◆ **Set exercise**
All of the records below should be output exactly.
## BEGIN
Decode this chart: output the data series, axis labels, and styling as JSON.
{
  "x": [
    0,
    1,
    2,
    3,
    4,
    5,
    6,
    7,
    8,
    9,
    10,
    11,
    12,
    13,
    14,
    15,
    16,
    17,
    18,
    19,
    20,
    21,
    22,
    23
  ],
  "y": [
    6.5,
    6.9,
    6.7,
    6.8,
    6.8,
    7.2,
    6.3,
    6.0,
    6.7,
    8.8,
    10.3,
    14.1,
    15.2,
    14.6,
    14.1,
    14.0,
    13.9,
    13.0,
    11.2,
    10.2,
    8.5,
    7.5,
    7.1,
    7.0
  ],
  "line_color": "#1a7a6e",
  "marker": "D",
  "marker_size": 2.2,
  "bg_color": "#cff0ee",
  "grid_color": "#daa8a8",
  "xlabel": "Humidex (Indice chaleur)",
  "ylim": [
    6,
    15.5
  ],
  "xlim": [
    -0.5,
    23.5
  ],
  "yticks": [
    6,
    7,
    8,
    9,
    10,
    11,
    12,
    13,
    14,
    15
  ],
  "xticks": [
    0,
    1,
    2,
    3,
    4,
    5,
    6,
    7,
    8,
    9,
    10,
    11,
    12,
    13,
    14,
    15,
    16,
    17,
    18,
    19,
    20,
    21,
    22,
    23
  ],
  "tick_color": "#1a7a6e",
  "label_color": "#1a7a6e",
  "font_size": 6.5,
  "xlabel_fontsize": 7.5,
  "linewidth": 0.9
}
## END
◆ **Answer to this problem**
Decode this chart: output the data series, axis labels, and styling as JSON.
{
  "x": [
    0,
    1,
    2,
    3,
    4,
    5,
    6,
    7,
    8,
    9,
    10,
    11,
    12,
    13,
    14,
    15,
    16,
    17,
    18,
    19,
    20,
    21,
    22,
    23
  ],
  "y": [
    6.5,
    6.9,
    6.7,
    6.8,
    6.8,
    7.2,
    6.3,
    6.0,
    6.7,
    8.8,
    10.3,
    14.1,
    15.2,
    14.6,
    14.1,
    14.0,
    13.9,
    13.0,
    11.2,
    10.2,
    8.5,
    7.5,
    7.1,
    7.0
  ],
  "line_color": "#1a7a6e",
  "marker": "D",
  "marker_size": 2.2,
  "bg_color": "#cff0ee",
  "grid_color": "#daa8a8",
  "xlabel": "Humidex (Indice chaleur)",
  "ylim": [
    6,
    15.5
  ],
  "xlim": [
    -0.5,
    23.5
  ],
  "yticks": [
    6,
    7,
    8,
    9,
    10,
    11,
    12,
    13,
    14,
    15
  ],
  "xticks": [
    0,
    1,
    2,
    3,
    4,
    5,
    6,
    7,
    8,
    9,
    10,
    11,
    12,
    13,
    14,
    15,
    16,
    17,
    18,
    19,
    20,
    21,
    22,
    23
  ],
  "tick_color": "#1a7a6e",
  "label_color": "#1a7a6e",
  "font_size": 6.5,
  "xlabel_fontsize": 7.5,
  "linewidth": 0.9
}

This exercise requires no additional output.